### RECORDS TO USE
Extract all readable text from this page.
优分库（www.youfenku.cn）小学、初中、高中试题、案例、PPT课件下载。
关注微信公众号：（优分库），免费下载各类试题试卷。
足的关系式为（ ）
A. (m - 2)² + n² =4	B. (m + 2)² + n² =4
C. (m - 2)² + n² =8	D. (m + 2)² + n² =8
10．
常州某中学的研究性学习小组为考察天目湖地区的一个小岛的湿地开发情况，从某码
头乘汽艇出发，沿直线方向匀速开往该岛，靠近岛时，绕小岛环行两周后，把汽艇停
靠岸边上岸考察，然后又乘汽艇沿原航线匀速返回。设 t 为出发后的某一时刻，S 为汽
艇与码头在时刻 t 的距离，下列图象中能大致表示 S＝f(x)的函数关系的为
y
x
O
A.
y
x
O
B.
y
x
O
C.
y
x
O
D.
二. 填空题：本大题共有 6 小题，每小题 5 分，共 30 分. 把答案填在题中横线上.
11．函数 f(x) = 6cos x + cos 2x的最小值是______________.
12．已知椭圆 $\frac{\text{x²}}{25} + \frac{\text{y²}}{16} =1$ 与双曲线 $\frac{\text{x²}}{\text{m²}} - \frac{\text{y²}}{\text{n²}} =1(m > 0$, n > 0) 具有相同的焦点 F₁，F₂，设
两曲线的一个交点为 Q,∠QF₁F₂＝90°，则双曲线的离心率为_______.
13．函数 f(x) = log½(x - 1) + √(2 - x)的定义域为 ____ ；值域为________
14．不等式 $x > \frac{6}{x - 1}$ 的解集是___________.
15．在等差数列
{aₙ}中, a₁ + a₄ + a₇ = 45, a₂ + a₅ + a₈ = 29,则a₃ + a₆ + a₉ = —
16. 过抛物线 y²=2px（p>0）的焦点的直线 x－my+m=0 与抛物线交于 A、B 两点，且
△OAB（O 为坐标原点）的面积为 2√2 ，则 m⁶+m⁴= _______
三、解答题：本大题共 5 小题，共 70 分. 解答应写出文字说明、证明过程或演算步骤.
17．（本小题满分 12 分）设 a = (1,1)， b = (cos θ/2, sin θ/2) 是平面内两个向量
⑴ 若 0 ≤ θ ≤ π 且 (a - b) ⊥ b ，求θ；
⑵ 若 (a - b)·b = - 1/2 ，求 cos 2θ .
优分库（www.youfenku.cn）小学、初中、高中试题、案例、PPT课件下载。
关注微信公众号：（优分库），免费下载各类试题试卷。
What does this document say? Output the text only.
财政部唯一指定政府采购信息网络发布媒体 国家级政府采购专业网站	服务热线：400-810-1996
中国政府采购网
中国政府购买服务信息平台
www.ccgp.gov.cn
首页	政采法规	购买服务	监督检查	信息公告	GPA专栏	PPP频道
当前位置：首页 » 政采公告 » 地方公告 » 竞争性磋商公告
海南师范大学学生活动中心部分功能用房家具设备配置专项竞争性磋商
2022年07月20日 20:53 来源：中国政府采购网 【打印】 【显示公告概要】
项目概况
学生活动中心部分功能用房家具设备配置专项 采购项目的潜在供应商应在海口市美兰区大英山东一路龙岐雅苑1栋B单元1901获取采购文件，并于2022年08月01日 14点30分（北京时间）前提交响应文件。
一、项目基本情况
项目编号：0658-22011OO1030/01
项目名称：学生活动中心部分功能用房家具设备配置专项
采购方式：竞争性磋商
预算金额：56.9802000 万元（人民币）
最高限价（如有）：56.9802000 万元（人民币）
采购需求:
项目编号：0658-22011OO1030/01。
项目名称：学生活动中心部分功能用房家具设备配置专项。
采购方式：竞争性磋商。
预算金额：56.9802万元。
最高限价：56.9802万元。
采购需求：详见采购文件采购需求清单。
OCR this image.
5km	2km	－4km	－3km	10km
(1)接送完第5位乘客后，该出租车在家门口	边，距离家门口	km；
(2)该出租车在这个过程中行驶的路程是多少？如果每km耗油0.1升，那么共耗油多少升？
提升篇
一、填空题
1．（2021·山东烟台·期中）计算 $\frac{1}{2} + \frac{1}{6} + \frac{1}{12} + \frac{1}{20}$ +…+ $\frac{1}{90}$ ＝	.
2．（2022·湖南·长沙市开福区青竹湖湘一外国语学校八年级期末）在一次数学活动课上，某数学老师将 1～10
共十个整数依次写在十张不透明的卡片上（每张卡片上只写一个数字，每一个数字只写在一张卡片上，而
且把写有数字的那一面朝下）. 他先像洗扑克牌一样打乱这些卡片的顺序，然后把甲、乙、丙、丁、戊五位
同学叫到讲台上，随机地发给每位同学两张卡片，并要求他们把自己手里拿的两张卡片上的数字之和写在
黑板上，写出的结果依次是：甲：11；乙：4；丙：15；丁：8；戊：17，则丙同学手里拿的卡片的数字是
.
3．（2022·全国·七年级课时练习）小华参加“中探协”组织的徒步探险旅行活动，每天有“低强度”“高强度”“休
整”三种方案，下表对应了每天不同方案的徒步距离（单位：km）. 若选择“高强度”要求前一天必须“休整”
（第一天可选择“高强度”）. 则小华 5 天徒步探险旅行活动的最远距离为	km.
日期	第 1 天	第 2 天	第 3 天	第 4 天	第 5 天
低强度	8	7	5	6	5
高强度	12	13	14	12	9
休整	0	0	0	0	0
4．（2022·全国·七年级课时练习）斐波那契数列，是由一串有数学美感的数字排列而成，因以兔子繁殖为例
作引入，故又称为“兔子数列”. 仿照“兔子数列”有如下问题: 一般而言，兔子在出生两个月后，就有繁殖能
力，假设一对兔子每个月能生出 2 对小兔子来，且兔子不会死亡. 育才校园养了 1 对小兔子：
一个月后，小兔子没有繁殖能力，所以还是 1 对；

### GOAL
Transcribe every record above exactly as it appears.

### TASK RESULT
Extract all readable text from this page.
优分库（www.youfenku.cn）小学、初中、高中试题、案例、PPT课件下载。
关注微信公众号：（优分库），免费下载各类试题试卷。
足的关系式为（ ）
A. (m - 2)² + n² =4	B. (m + 2)² + n² =4
C. (m - 2)² + n² =8	D. (m + 2)² + n² =8
10．
常州某中学的研究性学习小组为考察天目湖地区的一个小岛的湿地开发情况，从某码
头乘汽艇出发，沿直线方向匀速开往该岛，靠近岛时，绕小岛环行两周后，把汽艇停
靠岸边上岸考察，然后又乘汽艇沿原航线匀速返回。设 t 为出发后的某一时刻，S 为汽
艇与码头在时刻 t 的距离，下列图象中能大致表示 S＝f(x)的函数关系的为
y
x
O
A.
y
x
O
B.
y
x
O
C.
y
x
O
D.
二. 填空题：本大题共有 6 小题，每小题 5 分，共 30 分. 把答案填在题中横线上.
11．函数 f(x) = 6cos x + cos 2x的最小值是______________.
12．已知椭圆 $\frac{\text{x²}}{25} + \frac{\text{y²}}{16} =1$ 与双曲线 $\frac{\text{x²}}{\text{m²}} - \frac{\text{y²}}{\text{n²}} =1(m > 0$, n > 0) 具有相同的焦点 F₁，F₂，设
两曲线的一个交点为 Q,∠QF₁F₂＝90°，则双曲线的离心率为_______.
13．函数 f(x) = log½(x - 1) + √(2 - x)的定义域为 ____ ；值域为________
14．不等式 $x > \frac{6}{x - 1}$ 的解集是___________.
15．在等差数列
{aₙ}中, a₁ + a₄ + a₇ = 45, a₂ + a₅ + a₈ = 29,则a₃ + a₆ + a₉ = —
16. 过抛物线 y²=2px（p>0）的焦点的直线 x－my+m=0 与抛物线交于 A、B 两点，且
△OAB（O 为坐标原点）的面积为 2√2 ，则 m⁶+m⁴= _______
三、解答题：本大题共 5 小题，共 70 分. 解答应写出文字说明、证明过程或演算步骤.
17．（本小题满分 12 分）设 a = (1,1)， b = (cos θ/2, sin θ/2) 是平面内两个向量
⑴ 若 0 ≤ θ ≤ π 且 (a - b) ⊥ b ，求θ；
⑵ 若 (a - b)·b = - 1/2 ，求 cos 2θ .
优分库（www.youfenku.cn）小学、初中、高中试题、案例、PPT课件下载。
关注微信公众号：（优分库），免费下载各类试题试卷。
What does this document say? Output the text only.
财政部唯一指定政府采购信息网络发布媒体 国家级政府采购专业网站	服务热线：400-810-1996
中国政府采购网
中国政府购买服务信息平台
www.ccgp.gov.cn
首页	政采法规	购买服务	监督检查	信息公告	GPA专栏	PPP频道
当前位置：首页 » 政采公告 » 地方公告 » 竞争性磋商公告
海南师范大学学生活动中心部分功能用房家具设备配置专项竞争性磋商
2022年07月20日 20:53 来源：中国政府采购网 【打印】 【显示公告概要】
项目概况
学生活动中心部分功能用房家具设备配置专项 采购项目的潜在供应商应在海口市美兰区大英山东一路龙岐雅苑1栋B单元1901获取采购文件，并于2022年08月01日 14点30分（北京时间）前提交响应文件。
一、项目基本情况
项目编号：0658-22011OO1030/01
项目名称：学生活动中心部分功能用房家具设备配置专项
采购方式：竞争性磋商
预算金额：56.9802000 万元（人民币）
最高限价（如有）：56.9802000 万元（人民币）
采购需求:
项目编号：0658-22011OO1030/01。
项目名称：学生活动中心部分功能用房家具设备配置专项。
采购方式：竞争性磋商。
预算金额：56.9802万元。
最高限价：56.9802万元。
采购需求：详见采购文件采购需求清单。
OCR this image.
5km	2km	－4km	－3km	10km
(1)接送完第5位乘客后，该出租车在家门口	边，距离家门口	km；
(2)该出租车在这个过程中行驶的路程是多少？如果每km耗油0.1升，那么共耗油多少升？
提升篇
一、填空题
1．（2021·山东烟台·期中）计算 $\frac{1}{2} + \frac{1}{6} + \frac{1}{12} + \frac{1}{20}$ +…+ $\frac{1}{90}$ ＝	.
2．（2022·湖南·长沙市开福区青竹湖湘一外国语学校八年级期末）在一次数学活动课上，某数学老师将 1～10
共十个整数依次写在十张不透明的卡片上（每张卡片上只写一个数字，每一个数字只写在一张卡片上，而
且把写有数字的那一面朝下）. 他先像洗扑克牌一样打乱这些卡片的顺序，然后把甲、乙、丙、丁、戊五位
同学叫到讲台上，随机地发给每位同学两张卡片，并要求他们把自己手里拿的两张卡片上的数字之和写在
黑板上，写出的结果依次是：甲：11；乙：4；丙：15；丁：8；戊：17，则丙同学手里拿的卡片的数字是
.
3．（2022·全国·七年级课时练习）小华参加“中探协”组织的徒步探险旅行活动，每天有“低强度”“高强度”“休
整”三种方案，下表对应了每天不同方案的徒步距离（单位：km）. 若选择“高强度”要求前一天必须“休整”
（第一天可选择“高强度”）. 则小华 5 天徒步探险旅行活动的最远距离为	km.
日期	第 1 天	第 2 天	第 3 天	第 4 天	第 5 天
低强度	8	7	5	6	5
高强度	12	13	14	12	9
休整	0	0	0	0	0
4．（2022·全国·七年级课时练习）斐波那契数列，是由一串有数学美感的数字排列而成，因以兔子繁殖为例
作引入，故又称为“兔子数列”. 仿照“兔子数列”有如下问题: 一般而言，兔子在出生两个月后，就有繁殖能
力，假设一对兔子每个月能生出 2 对小兔子来，且兔子不会死亡. 育才校园养了 1 对小兔子：
一个月后，小兔子没有繁殖能力，所以还是 1 对；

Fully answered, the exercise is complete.